[START OF Data for the task]

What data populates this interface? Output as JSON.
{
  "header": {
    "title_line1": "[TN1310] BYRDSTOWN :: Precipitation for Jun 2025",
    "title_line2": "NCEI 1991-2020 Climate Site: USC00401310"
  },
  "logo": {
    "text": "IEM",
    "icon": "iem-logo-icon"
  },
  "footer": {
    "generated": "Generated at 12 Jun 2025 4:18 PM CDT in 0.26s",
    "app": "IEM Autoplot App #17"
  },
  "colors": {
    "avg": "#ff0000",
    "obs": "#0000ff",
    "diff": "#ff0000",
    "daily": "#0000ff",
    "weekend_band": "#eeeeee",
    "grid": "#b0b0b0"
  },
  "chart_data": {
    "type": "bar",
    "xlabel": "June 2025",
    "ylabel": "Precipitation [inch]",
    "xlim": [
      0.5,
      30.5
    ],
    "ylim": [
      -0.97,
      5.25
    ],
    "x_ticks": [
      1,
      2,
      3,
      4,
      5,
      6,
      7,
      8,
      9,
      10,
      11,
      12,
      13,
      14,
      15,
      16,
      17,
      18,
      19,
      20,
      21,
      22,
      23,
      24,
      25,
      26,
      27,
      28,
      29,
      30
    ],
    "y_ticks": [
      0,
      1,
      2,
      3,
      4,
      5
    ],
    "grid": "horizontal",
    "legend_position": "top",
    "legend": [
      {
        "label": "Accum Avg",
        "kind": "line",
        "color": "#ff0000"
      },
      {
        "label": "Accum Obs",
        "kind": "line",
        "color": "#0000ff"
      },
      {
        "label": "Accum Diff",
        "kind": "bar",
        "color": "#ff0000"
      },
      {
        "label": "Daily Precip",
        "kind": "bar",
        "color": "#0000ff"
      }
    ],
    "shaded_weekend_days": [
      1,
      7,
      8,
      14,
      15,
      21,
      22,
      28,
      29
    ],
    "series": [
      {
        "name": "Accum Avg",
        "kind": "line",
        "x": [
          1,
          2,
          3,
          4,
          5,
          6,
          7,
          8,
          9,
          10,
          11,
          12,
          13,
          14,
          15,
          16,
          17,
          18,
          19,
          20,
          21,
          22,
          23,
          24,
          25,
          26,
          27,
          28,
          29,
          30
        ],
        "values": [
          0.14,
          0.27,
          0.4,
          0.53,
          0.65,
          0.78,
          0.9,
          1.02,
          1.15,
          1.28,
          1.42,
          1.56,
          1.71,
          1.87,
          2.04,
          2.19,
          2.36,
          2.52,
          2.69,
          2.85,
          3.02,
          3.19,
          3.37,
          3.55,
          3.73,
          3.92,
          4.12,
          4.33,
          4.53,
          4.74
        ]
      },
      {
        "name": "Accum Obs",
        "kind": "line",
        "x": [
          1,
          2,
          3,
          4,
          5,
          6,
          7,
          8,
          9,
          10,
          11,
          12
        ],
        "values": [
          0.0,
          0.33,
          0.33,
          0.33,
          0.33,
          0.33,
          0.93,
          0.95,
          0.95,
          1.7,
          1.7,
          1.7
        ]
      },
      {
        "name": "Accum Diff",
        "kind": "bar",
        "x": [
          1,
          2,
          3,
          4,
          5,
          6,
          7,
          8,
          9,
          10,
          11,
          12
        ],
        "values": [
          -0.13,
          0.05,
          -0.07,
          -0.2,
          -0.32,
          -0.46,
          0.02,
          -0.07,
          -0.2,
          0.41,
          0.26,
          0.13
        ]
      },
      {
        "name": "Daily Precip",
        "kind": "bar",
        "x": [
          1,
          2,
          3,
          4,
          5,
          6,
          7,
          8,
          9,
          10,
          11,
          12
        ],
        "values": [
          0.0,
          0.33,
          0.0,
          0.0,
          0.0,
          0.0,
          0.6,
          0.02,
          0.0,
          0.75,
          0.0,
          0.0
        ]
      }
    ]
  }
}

[END OF Data for the task]

§ Objective
Find the word "Accum" in the material, then list each line that holds it.

§ Expected answer
        "label": "Accum Avg",
        "label": "Accum Obs",
        "label": "Accum Diff",
        "name": "Accum Avg",
        "name": "Accum Obs",
        "name": "Accum Diff",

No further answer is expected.